### Record list
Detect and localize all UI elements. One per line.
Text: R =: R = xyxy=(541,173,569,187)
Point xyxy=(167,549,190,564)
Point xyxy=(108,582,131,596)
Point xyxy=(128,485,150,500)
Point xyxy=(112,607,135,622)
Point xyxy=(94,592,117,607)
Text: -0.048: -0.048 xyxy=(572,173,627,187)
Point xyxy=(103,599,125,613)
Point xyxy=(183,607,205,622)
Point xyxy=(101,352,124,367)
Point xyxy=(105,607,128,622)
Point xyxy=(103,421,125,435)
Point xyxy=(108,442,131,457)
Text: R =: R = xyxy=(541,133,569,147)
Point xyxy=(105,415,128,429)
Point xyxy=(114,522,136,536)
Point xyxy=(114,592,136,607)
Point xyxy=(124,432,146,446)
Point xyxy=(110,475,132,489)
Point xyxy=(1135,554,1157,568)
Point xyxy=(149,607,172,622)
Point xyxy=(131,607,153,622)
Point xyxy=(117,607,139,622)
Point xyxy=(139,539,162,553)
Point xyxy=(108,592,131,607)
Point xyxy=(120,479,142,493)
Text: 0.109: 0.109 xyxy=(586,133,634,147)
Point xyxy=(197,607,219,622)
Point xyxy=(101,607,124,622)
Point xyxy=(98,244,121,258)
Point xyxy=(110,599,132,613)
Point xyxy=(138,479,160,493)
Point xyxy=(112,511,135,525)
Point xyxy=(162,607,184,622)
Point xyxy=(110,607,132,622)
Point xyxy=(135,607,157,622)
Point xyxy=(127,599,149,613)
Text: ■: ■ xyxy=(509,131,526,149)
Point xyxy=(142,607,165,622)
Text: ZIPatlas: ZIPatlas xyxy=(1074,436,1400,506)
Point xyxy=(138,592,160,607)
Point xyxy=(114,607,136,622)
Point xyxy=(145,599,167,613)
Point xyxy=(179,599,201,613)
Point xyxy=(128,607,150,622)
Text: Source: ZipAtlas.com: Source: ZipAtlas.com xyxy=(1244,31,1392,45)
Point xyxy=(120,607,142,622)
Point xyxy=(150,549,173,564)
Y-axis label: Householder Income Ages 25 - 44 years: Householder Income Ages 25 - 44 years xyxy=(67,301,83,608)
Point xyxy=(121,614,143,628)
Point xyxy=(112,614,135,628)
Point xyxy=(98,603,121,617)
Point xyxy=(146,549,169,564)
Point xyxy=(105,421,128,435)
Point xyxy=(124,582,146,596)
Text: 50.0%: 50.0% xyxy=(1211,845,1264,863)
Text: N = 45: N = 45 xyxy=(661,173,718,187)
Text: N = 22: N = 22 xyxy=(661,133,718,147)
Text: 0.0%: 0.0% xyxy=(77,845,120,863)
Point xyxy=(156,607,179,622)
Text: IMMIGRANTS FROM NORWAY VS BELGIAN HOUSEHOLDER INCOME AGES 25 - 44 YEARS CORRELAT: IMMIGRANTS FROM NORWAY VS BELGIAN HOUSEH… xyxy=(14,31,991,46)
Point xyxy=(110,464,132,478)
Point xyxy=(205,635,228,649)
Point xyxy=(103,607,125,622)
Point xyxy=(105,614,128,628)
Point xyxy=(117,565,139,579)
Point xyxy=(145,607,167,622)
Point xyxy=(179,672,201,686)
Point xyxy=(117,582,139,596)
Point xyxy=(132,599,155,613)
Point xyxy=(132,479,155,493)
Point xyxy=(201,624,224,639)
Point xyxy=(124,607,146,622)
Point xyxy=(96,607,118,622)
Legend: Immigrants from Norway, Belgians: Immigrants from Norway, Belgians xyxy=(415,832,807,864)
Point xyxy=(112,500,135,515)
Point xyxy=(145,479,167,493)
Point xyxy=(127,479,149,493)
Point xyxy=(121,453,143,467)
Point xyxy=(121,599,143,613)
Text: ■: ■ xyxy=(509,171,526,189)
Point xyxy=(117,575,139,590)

### Exercise brief
Copy the data above line for line, with no changes.

### Written answer
Detect and localize all UI elements. One per line.
Text: R =: R = xyxy=(541,173,569,187)
Point xyxy=(167,549,190,564)
Point xyxy=(108,582,131,596)
Point xyxy=(128,485,150,500)
Point xyxy=(112,607,135,622)
Point xyxy=(94,592,117,607)
Text: -0.048: -0.048 xyxy=(572,173,627,187)
Point xyxy=(103,599,125,613)
Point xyxy=(183,607,205,622)
Point xyxy=(101,352,124,367)
Point xyxy=(105,607,128,622)
Point xyxy=(103,421,125,435)
Point xyxy=(108,442,131,457)
Text: R =: R = xyxy=(541,133,569,147)
Point xyxy=(105,415,128,429)
Point xyxy=(114,522,136,536)
Point xyxy=(114,592,136,607)
Point xyxy=(124,432,146,446)
Point xyxy=(110,475,132,489)
Point xyxy=(1135,554,1157,568)
Point xyxy=(149,607,172,622)
Point xyxy=(131,607,153,622)
Point xyxy=(117,607,139,622)
Point xyxy=(139,539,162,553)
Point xyxy=(108,592,131,607)
Point xyxy=(120,479,142,493)
Text: 0.109: 0.109 xyxy=(586,133,634,147)
Point xyxy=(197,607,219,622)
Point xyxy=(101,607,124,622)
Point xyxy=(98,244,121,258)
Point xyxy=(110,599,132,613)
Point xyxy=(138,479,160,493)
Point xyxy=(112,511,135,525)
Point xyxy=(162,607,184,622)
Point xyxy=(110,607,132,622)
Point xyxy=(135,607,157,622)
Point xyxy=(127,599,149,613)
Text: ■: ■ xyxy=(509,131,526,149)
Point xyxy=(142,607,165,622)
Text: ZIPatlas: ZIPatlas xyxy=(1074,436,1400,506)
Point xyxy=(138,592,160,607)
Point xyxy=(114,607,136,622)
Point xyxy=(145,599,167,613)
Point xyxy=(179,599,201,613)
Point xyxy=(128,607,150,622)
Text: Source: ZipAtlas.com: Source: ZipAtlas.com xyxy=(1244,31,1392,45)
Point xyxy=(120,607,142,622)
Point xyxy=(150,549,173,564)
Y-axis label: Householder Income Ages 25 - 44 years: Householder Income Ages 25 - 44 years xyxy=(67,301,83,608)
Point xyxy=(121,614,143,628)
Point xyxy=(112,614,135,628)
Point xyxy=(98,603,121,617)
Point xyxy=(146,549,169,564)
Point xyxy=(105,421,128,435)
Point xyxy=(124,582,146,596)
Text: 50.0%: 50.0% xyxy=(1211,845,1264,863)
Text: N = 45: N = 45 xyxy=(661,173,718,187)
Text: N = 22: N = 22 xyxy=(661,133,718,147)
Text: 0.0%: 0.0% xyxy=(77,845,120,863)
Point xyxy=(156,607,179,622)
Text: IMMIGRANTS FROM NORWAY VS BELGIAN HOUSEHOLDER INCOME AGES 25 - 44 YEARS CORRELAT: IMMIGRANTS FROM NORWAY VS BELGIAN HOUSEH… xyxy=(14,31,991,46)
Point xyxy=(110,464,132,478)
Point xyxy=(205,635,228,649)
Point xyxy=(103,607,125,622)
Point xyxy=(105,614,128,628)
Point xyxy=(117,565,139,579)
Point xyxy=(145,607,167,622)
Point xyxy=(179,672,201,686)
Point xyxy=(117,582,139,596)
Point xyxy=(132,599,155,613)
Point xyxy=(132,479,155,493)
Point xyxy=(201,624,224,639)
Point xyxy=(124,607,146,622)
Point xyxy=(96,607,118,622)
Legend: Immigrants from Norway, Belgians: Immigrants from Norway, Belgians xyxy=(415,832,807,864)
Point xyxy=(112,500,135,515)
Point xyxy=(145,479,167,493)
Point xyxy=(127,479,149,493)
Point xyxy=(121,453,143,467)
Point xyxy=(121,599,143,613)
Text: ■: ■ xyxy=(509,171,526,189)
Point xyxy=(117,575,139,590)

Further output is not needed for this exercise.